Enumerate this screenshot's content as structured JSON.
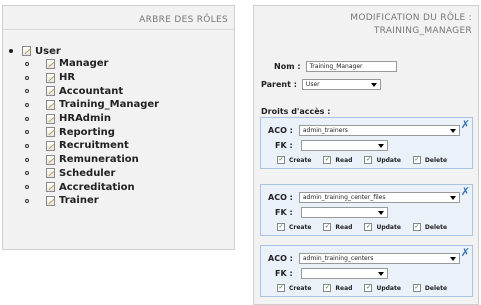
{
  "left_panel": {
    "title": "ARBRE DES RÔLES",
    "root": {
      "label": "User"
    },
    "children": [
      "Manager",
      "HR",
      "Accountant",
      "Training_Manager",
      "HRAdmin",
      "Reporting",
      "Recruitment",
      "Remuneration",
      "Scheduler",
      "Accreditation",
      "Trainer"
    ]
  },
  "right_panel": {
    "title_line1": "MODIFICATION DU RÔLE :",
    "title_line2": "TRAINING_MANAGER",
    "nom_label": "Nom :",
    "nom_value": "Training_Manager",
    "parent_label": "Parent :",
    "parent_value": "User",
    "droits_label": "Droits d'accès :",
    "aco_label": "ACO :",
    "fk_label": "FK :",
    "check_labels": [
      "Create",
      "Read",
      "Update",
      "Delete"
    ],
    "aco_entries": [
      {
        "aco": "admin_trainers",
        "fk": "",
        "checks": [
          true,
          true,
          true,
          true
        ]
      },
      {
        "aco": "admin_training_center_files",
        "fk": "",
        "checks": [
          true,
          true,
          true,
          true
        ]
      },
      {
        "aco": "admin_training_centers",
        "fk": "",
        "checks": [
          true,
          true,
          true,
          true
        ]
      }
    ],
    "remove_icon": "✗",
    "checkmark": "✓"
  }
}
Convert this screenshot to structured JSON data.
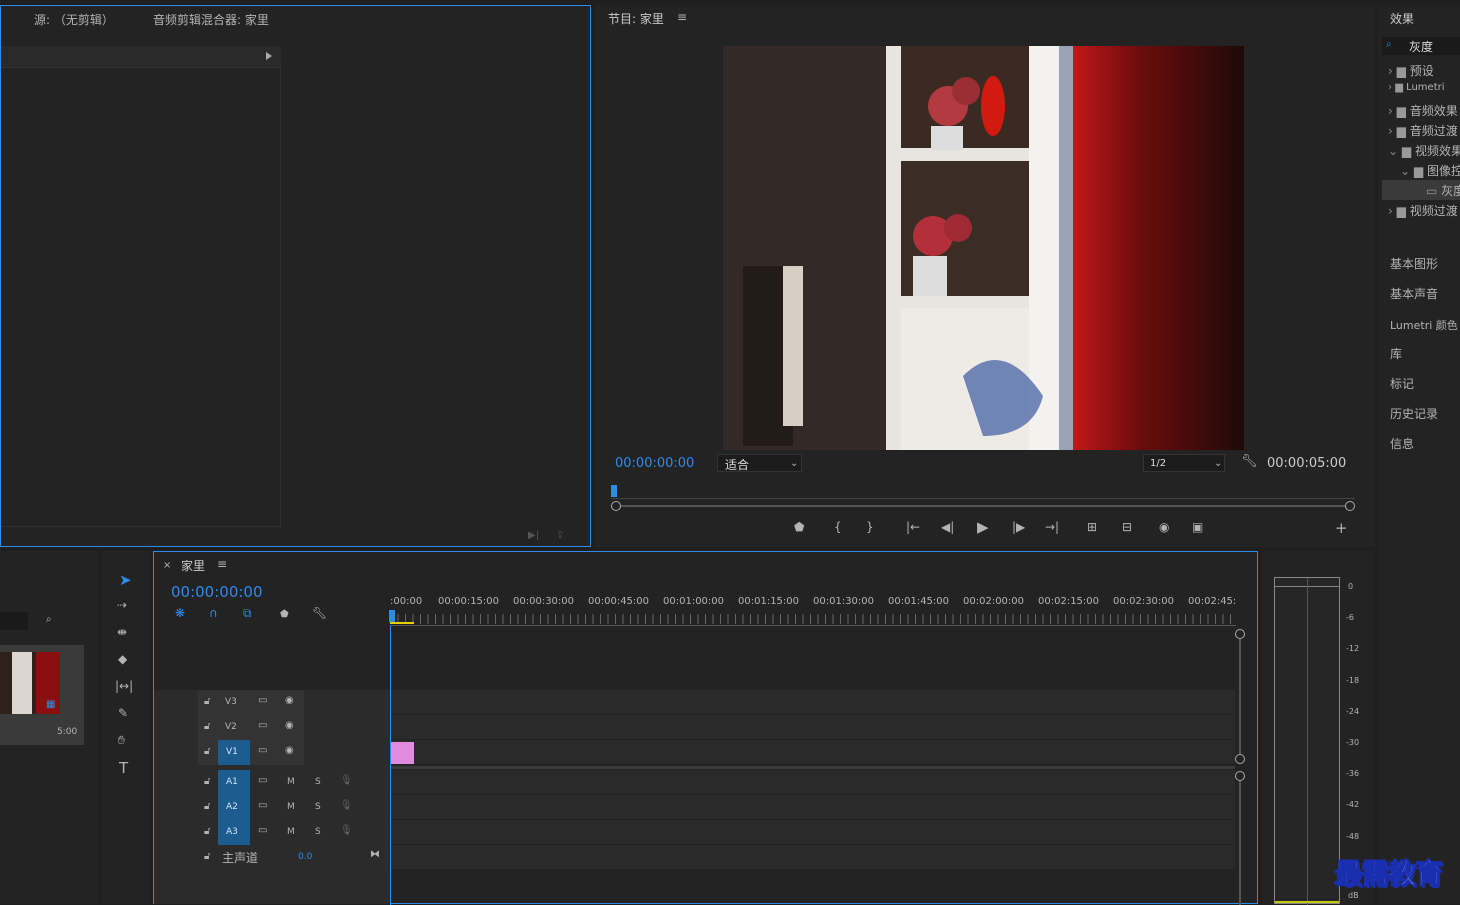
{
  "source_panel": {
    "tab_source": "源: （无剪辑）",
    "tab_mixer": "音频剪辑混合器: 家里"
  },
  "program": {
    "title": "节目: 家里",
    "timecode": "00:00:00:00",
    "fit": "适合",
    "resolution": "1/2",
    "duration": "00:00:05:00"
  },
  "effects": {
    "title": "效果",
    "search_value": "灰度",
    "tree": [
      {
        "label": "预设"
      },
      {
        "label": "Lumetri"
      },
      {
        "label": "音频效果"
      },
      {
        "label": "音频过渡"
      },
      {
        "label": "视频效果"
      },
      {
        "label": "图像控制"
      },
      {
        "label": "灰度"
      },
      {
        "label": "视频过渡"
      }
    ],
    "panels": [
      "基本图形",
      "基本声音",
      "Lumetri 颜色",
      "库",
      "标记",
      "历史记录",
      "信息"
    ]
  },
  "project": {
    "thumb_duration": "5:00"
  },
  "timeline": {
    "title": "家里",
    "timecode": "00:00:00:00",
    "ruler": [
      ":00:00",
      "00:00:15:00",
      "00:00:30:00",
      "00:00:45:00",
      "00:01:00:00",
      "00:01:15:00",
      "00:01:30:00",
      "00:01:45:00",
      "00:02:00:00",
      "00:02:15:00",
      "00:02:30:00",
      "00:02:45:"
    ],
    "video_tracks": [
      "V3",
      "V2",
      "V1"
    ],
    "audio_tracks": [
      "A1",
      "A2",
      "A3"
    ],
    "mute": "M",
    "solo": "S",
    "master_label": "主声道",
    "master_value": "0.0"
  },
  "meter": {
    "ticks": [
      "0",
      "-6",
      "-12",
      "-18",
      "-24",
      "-30",
      "-36",
      "-42",
      "-48"
    ],
    "unit": "dB"
  },
  "watermark": "最需教育",
  "colors": {
    "accent": "#2d8ceb",
    "clip": "#e08ae0",
    "track_active": "#1d5c8f"
  }
}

***

→ What to produce
Select the lines from the entries that include the word "screenshot".

→ In response
Enumerate this screenshot's content as structured JSON.
Convert this screenshot to structured JSON data.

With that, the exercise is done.